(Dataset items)
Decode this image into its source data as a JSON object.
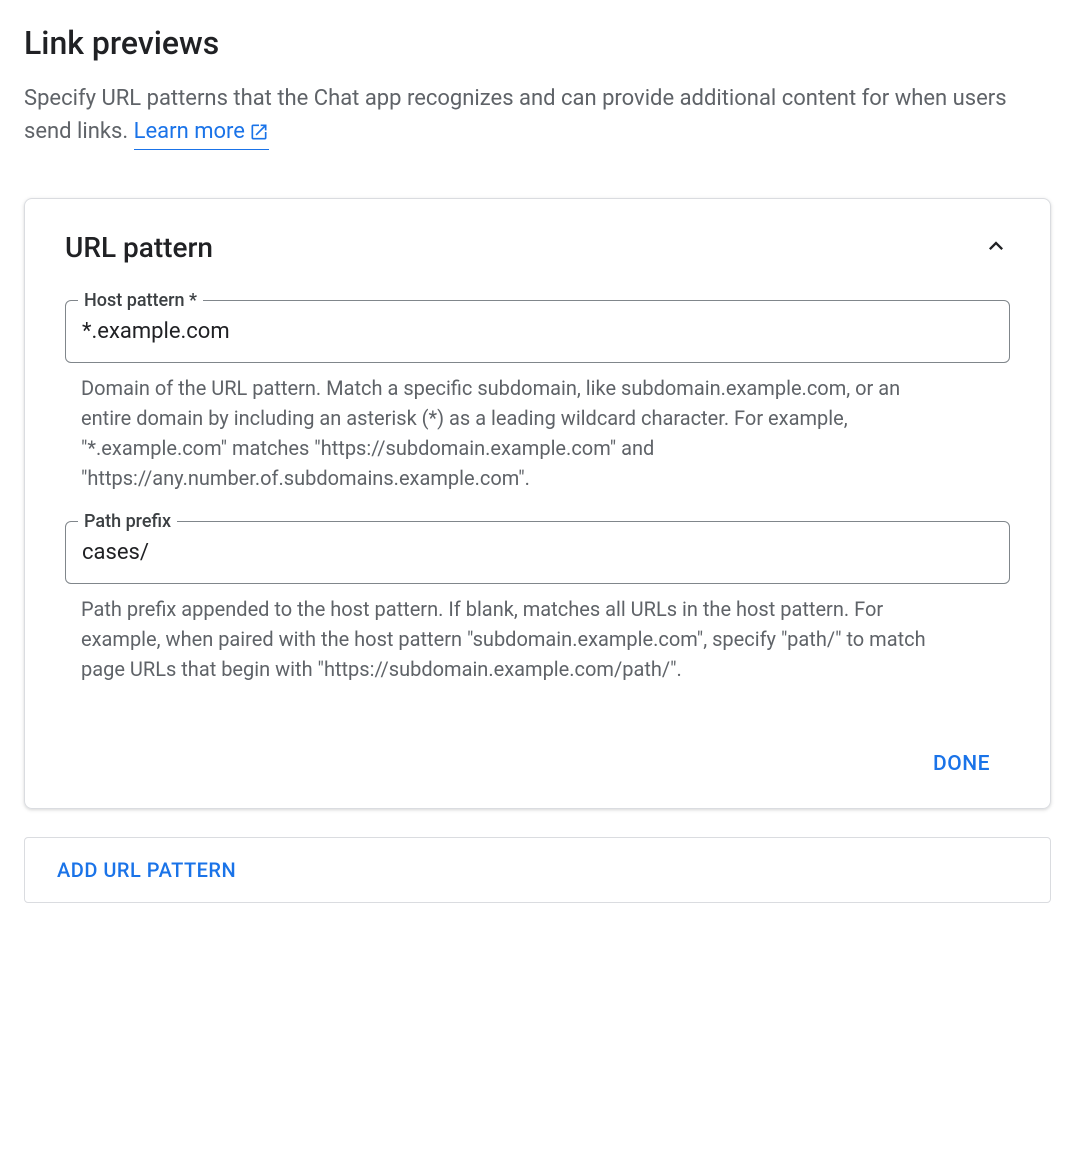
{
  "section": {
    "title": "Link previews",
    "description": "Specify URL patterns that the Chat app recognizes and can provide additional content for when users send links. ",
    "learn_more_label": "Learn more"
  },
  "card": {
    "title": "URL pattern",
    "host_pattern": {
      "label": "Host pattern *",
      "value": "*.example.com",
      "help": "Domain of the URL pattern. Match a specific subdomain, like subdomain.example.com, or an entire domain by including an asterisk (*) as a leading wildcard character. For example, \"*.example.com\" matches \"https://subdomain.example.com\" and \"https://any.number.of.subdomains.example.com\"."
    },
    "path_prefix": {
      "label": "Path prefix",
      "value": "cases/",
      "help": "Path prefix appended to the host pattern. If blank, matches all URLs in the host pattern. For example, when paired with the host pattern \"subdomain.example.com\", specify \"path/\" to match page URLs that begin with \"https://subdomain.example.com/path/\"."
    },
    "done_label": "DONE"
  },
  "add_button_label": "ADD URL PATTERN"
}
...
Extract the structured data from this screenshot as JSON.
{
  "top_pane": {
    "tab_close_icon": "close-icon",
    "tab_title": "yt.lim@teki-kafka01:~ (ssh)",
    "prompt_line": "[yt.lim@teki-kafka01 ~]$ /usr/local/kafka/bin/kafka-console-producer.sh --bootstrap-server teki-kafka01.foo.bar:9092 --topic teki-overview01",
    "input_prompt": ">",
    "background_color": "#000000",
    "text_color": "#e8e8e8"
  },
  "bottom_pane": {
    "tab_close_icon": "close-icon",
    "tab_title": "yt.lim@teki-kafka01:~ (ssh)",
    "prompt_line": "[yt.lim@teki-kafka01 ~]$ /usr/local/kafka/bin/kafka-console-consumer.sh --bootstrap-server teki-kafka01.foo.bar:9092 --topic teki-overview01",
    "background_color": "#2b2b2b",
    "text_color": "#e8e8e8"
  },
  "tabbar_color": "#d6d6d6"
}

## REQUEST
Scan the data for the word "when" and copy every line where it shows up.

## SOLUTION TO THIS PROBLEM
    "description": "Specify URL patterns that the Chat app recognizes and can provide additional content for when users send links. ",
      "help": "Path prefix appended to the host pattern. If blank, matches all URLs in the host pattern. For example, when paired with the host pattern \"subdomain.example.com\", specify \"path/\" to match page URLs that begin with \"https://subdomain.example.com/path/\"."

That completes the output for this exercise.